Copy the records below exactly, omitting any pictures they contain.
+===+
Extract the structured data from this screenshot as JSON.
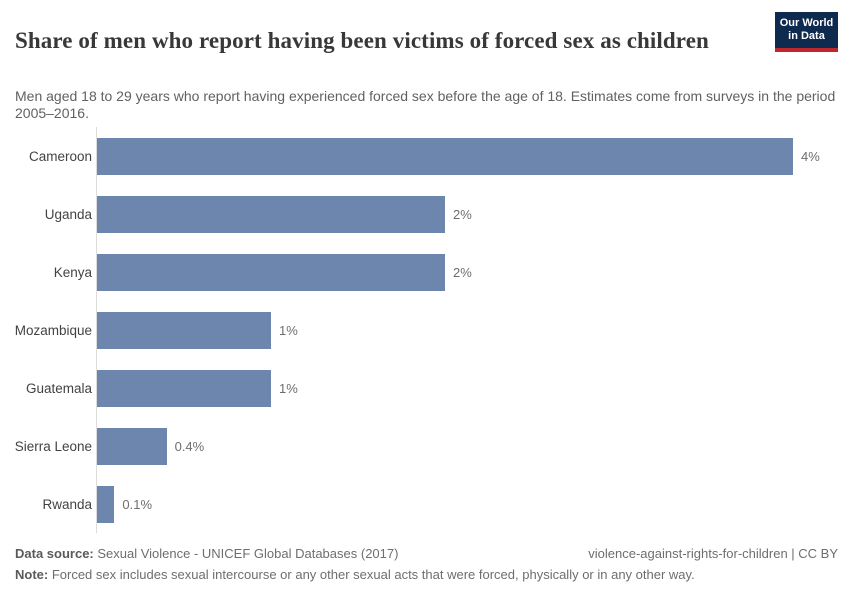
{
  "header": {
    "title": "Share of men who report having been victims of forced sex as children",
    "subtitle": "Men aged 18 to 29 years who report having experienced forced sex before the age of 18. Estimates come from surveys in the period 2005–2016.",
    "logo": {
      "line1": "Our World",
      "line2": "in Data",
      "bg_color": "#0e2a4e",
      "stripe_color": "#c0272d"
    }
  },
  "chart_data": {
    "type": "bar",
    "orientation": "horizontal",
    "title": "Share of men who report having been victims of forced sex as children",
    "categories": [
      "Cameroon",
      "Uganda",
      "Kenya",
      "Mozambique",
      "Guatemala",
      "Sierra Leone",
      "Rwanda"
    ],
    "values": [
      4,
      2,
      2,
      1,
      1,
      0.4,
      0.1
    ],
    "value_labels": [
      "4%",
      "2%",
      "2%",
      "1%",
      "1%",
      "0.4%",
      "0.1%"
    ],
    "unit": "%",
    "xlim": [
      0,
      4
    ],
    "grid": false,
    "legend": "none",
    "bar_color": "#6d86ae",
    "axis_line_color": "#dcdcdc"
  },
  "footer": {
    "datasource_label": "Data source:",
    "datasource_text": " Sexual Violence - UNICEF Global Databases (2017)",
    "license": "violence-against-rights-for-children | CC BY",
    "note_label": "Note:",
    "note_text": " Forced sex includes sexual intercourse or any other sexual acts that were forced, physically or in any other way."
  }
}
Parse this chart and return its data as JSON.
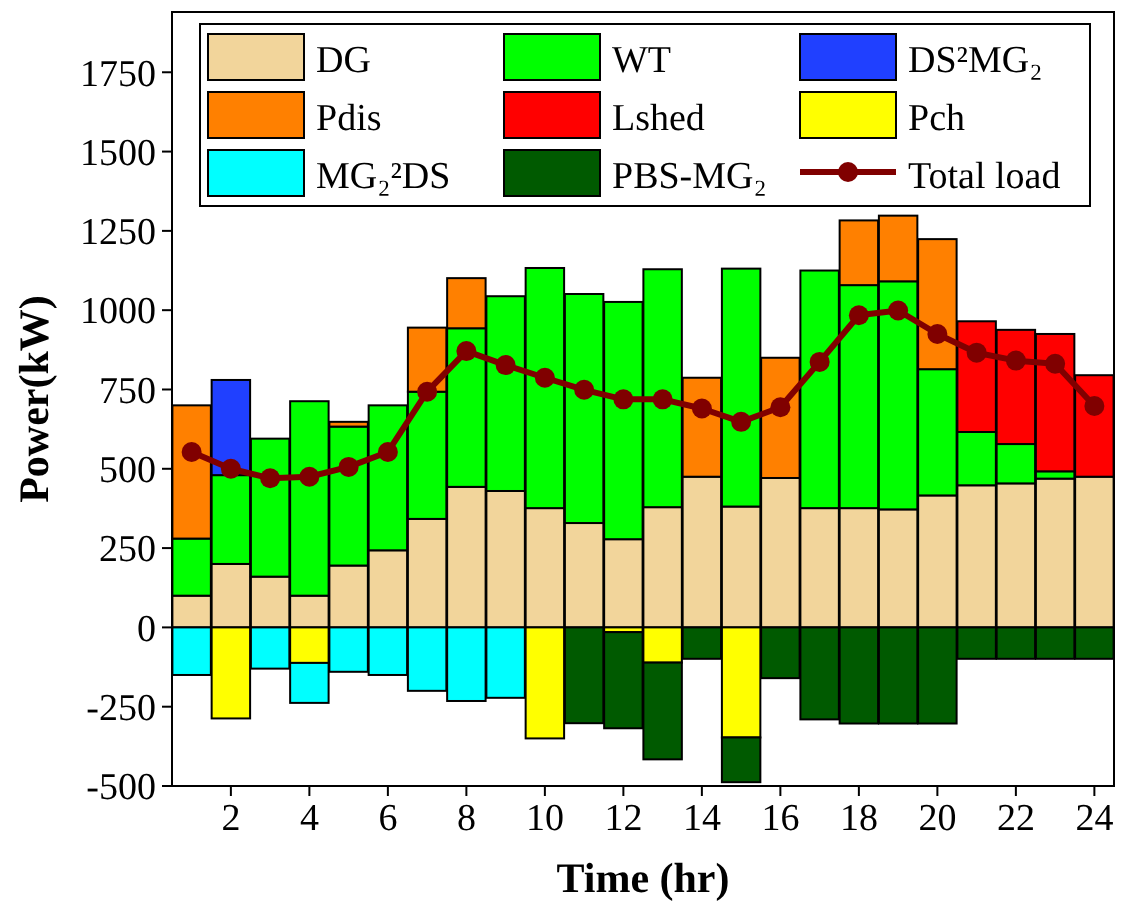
{
  "chart_data": {
    "type": "bar",
    "stacked": true,
    "xlabel": "Time (hr)",
    "ylabel": "Power(kW)",
    "x": [
      1,
      2,
      3,
      4,
      5,
      6,
      7,
      8,
      9,
      10,
      11,
      12,
      13,
      14,
      15,
      16,
      17,
      18,
      19,
      20,
      21,
      22,
      23,
      24
    ],
    "xlim": [
      0.5,
      24.5
    ],
    "xticks": [
      2,
      4,
      6,
      8,
      10,
      12,
      14,
      16,
      18,
      20,
      22,
      24
    ],
    "ylim": [
      -500,
      1940
    ],
    "yticks": [
      -500,
      -250,
      0,
      250,
      500,
      750,
      1000,
      1250,
      1500,
      1750
    ],
    "grid": false,
    "legend": "top",
    "series": [
      {
        "name": "DG",
        "color": "#f2d59b",
        "values": [
          100,
          200,
          160,
          100,
          195,
          243,
          342,
          443,
          430,
          376,
          329,
          278,
          379,
          475,
          381,
          471,
          376,
          376,
          372,
          416,
          448,
          454,
          469,
          475
        ]
      },
      {
        "name": "WT",
        "color": "#00ff00",
        "values": [
          180,
          280,
          435,
          613,
          438,
          457,
          401,
          500,
          614,
          757,
          722,
          748,
          750,
          0,
          750,
          0,
          749,
          703,
          719,
          398,
          168,
          124,
          23,
          0
        ]
      },
      {
        "name": "DS²MG₂",
        "color": "#2040ff",
        "values": [
          0,
          300,
          0,
          0,
          0,
          0,
          0,
          0,
          0,
          0,
          0,
          0,
          0,
          0,
          0,
          0,
          0,
          0,
          0,
          0,
          0,
          0,
          0,
          0
        ]
      },
      {
        "name": "Pdis",
        "color": "#ff8000",
        "values": [
          420,
          0,
          0,
          0,
          15,
          0,
          202,
          158,
          0,
          0,
          0,
          0,
          0,
          312,
          0,
          379,
          0,
          204,
          207,
          410,
          0,
          0,
          0,
          0
        ]
      },
      {
        "name": "Lshed",
        "color": "#ff0000",
        "values": [
          0,
          0,
          0,
          0,
          0,
          0,
          0,
          0,
          0,
          0,
          0,
          0,
          0,
          0,
          0,
          0,
          0,
          0,
          0,
          0,
          349,
          360,
          433,
          320
        ]
      },
      {
        "name": "Pch",
        "color": "#ffff00",
        "values": [
          0,
          -287,
          0,
          -112,
          0,
          0,
          0,
          0,
          0,
          -350,
          0,
          -15,
          -111,
          0,
          -347,
          0,
          0,
          0,
          0,
          0,
          0,
          0,
          0,
          0
        ]
      },
      {
        "name": "MG₂²DS",
        "color": "#00ffff",
        "values": [
          -150,
          0,
          -130,
          -126,
          -140,
          -150,
          -200,
          -232,
          -222,
          0,
          0,
          0,
          0,
          0,
          0,
          0,
          0,
          0,
          0,
          0,
          0,
          0,
          0,
          0
        ]
      },
      {
        "name": "PBS-MG₂",
        "color": "#005a00",
        "values": [
          0,
          0,
          0,
          0,
          0,
          0,
          0,
          0,
          0,
          0,
          -302,
          -303,
          -305,
          -99,
          -141,
          -160,
          -290,
          -303,
          -303,
          -303,
          -99,
          -99,
          -99,
          -99
        ]
      },
      {
        "name": "Total load",
        "type": "line",
        "color": "#800000",
        "marker": "circle",
        "line_style": "solid",
        "values": [
          553,
          500,
          470,
          475,
          506,
          553,
          743,
          871,
          827,
          787,
          749,
          719,
          719,
          690,
          648,
          694,
          837,
          984,
          999,
          925,
          866,
          841,
          831,
          698
        ]
      }
    ]
  }
}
+===+
:: WORKED SOLUTION ::
Extract the structured data from this screenshot as JSON.
{
  "header": {
    "title": "Share of men who report having been victims of forced sex as children",
    "subtitle": "Men aged 18 to 29 years who report having experienced forced sex before the age of 18. Estimates come from surveys in the period 2005–2016.",
    "logo": {
      "line1": "Our World",
      "line2": "in Data",
      "bg_color": "#0e2a4e",
      "stripe_color": "#c0272d"
    }
  },
  "chart_data": {
    "type": "bar",
    "orientation": "horizontal",
    "title": "Share of men who report having been victims of forced sex as children",
    "categories": [
      "Cameroon",
      "Uganda",
      "Kenya",
      "Mozambique",
      "Guatemala",
      "Sierra Leone",
      "Rwanda"
    ],
    "values": [
      4,
      2,
      2,
      1,
      1,
      0.4,
      0.1
    ],
    "value_labels": [
      "4%",
      "2%",
      "2%",
      "1%",
      "1%",
      "0.4%",
      "0.1%"
    ],
    "unit": "%",
    "xlim": [
      0,
      4
    ],
    "grid": false,
    "legend": "none",
    "bar_color": "#6d86ae",
    "axis_line_color": "#dcdcdc"
  },
  "footer": {
    "datasource_label": "Data source:",
    "datasource_text": " Sexual Violence - UNICEF Global Databases (2017)",
    "license": "violence-against-rights-for-children | CC BY",
    "note_label": "Note:",
    "note_text": " Forced sex includes sexual intercourse or any other sexual acts that were forced, physically or in any other way."
  }
}
Parse this chart and return its data as JSON.
{
  "chart_data": {
    "type": "bar",
    "stacked": true,
    "xlabel": "Time (hr)",
    "ylabel": "Power(kW)",
    "x": [
      1,
      2,
      3,
      4,
      5,
      6,
      7,
      8,
      9,
      10,
      11,
      12,
      13,
      14,
      15,
      16,
      17,
      18,
      19,
      20,
      21,
      22,
      23,
      24
    ],
    "xlim": [
      0.5,
      24.5
    ],
    "xticks": [
      2,
      4,
      6,
      8,
      10,
      12,
      14,
      16,
      18,
      20,
      22,
      24
    ],
    "ylim": [
      -500,
      1940
    ],
    "yticks": [
      -500,
      -250,
      0,
      250,
      500,
      750,
      1000,
      1250,
      1500,
      1750
    ],
    "grid": false,
    "legend": "top",
    "series": [
      {
        "name": "DG",
        "color": "#f2d59b",
        "values": [
          100,
          200,
          160,
          100,
          195,
          243,
          342,
          443,
          430,
          376,
          329,
          278,
          379,
          475,
          381,
          471,
          376,
          376,
          372,
          416,
          448,
          454,
          469,
          475
        ]
      },
      {
        "name": "WT",
        "color": "#00ff00",
        "values": [
          180,
          280,
          435,
          613,
          438,
          457,
          401,
          500,
          614,
          757,
          722,
          748,
          750,
          0,
          750,
          0,
          749,
          703,
          719,
          398,
          168,
          124,
          23,
          0
        ]
      },
      {
        "name": "DS²MG₂",
        "color": "#2040ff",
        "values": [
          0,
          300,
          0,
          0,
          0,
          0,
          0,
          0,
          0,
          0,
          0,
          0,
          0,
          0,
          0,
          0,
          0,
          0,
          0,
          0,
          0,
          0,
          0,
          0
        ]
      },
      {
        "name": "Pdis",
        "color": "#ff8000",
        "values": [
          420,
          0,
          0,
          0,
          15,
          0,
          202,
          158,
          0,
          0,
          0,
          0,
          0,
          312,
          0,
          379,
          0,
          204,
          207,
          410,
          0,
          0,
          0,
          0
        ]
      },
      {
        "name": "Lshed",
        "color": "#ff0000",
        "values": [
          0,
          0,
          0,
          0,
          0,
          0,
          0,
          0,
          0,
          0,
          0,
          0,
          0,
          0,
          0,
          0,
          0,
          0,
          0,
          0,
          349,
          360,
          433,
          320
        ]
      },
      {
        "name": "Pch",
        "color": "#ffff00",
        "values": [
          0,
          -287,
          0,
          -112,
          0,
          0,
          0,
          0,
          0,
          -350,
          0,
          -15,
          -111,
          0,
          -347,
          0,
          0,
          0,
          0,
          0,
          0,
          0,
          0,
          0
        ]
      },
      {
        "name": "MG₂²DS",
        "color": "#00ffff",
        "values": [
          -150,
          0,
          -130,
          -126,
          -140,
          -150,
          -200,
          -232,
          -222,
          0,
          0,
          0,
          0,
          0,
          0,
          0,
          0,
          0,
          0,
          0,
          0,
          0,
          0,
          0
        ]
      },
      {
        "name": "PBS-MG₂",
        "color": "#005a00",
        "values": [
          0,
          0,
          0,
          0,
          0,
          0,
          0,
          0,
          0,
          0,
          -302,
          -303,
          -305,
          -99,
          -141,
          -160,
          -290,
          -303,
          -303,
          -303,
          -99,
          -99,
          -99,
          -99
        ]
      },
      {
        "name": "Total load",
        "type": "line",
        "color": "#800000",
        "marker": "circle",
        "line_style": "solid",
        "values": [
          553,
          500,
          470,
          475,
          506,
          553,
          743,
          871,
          827,
          787,
          749,
          719,
          719,
          690,
          648,
          694,
          837,
          984,
          999,
          925,
          866,
          841,
          831,
          698
        ]
      }
    ]
  }
}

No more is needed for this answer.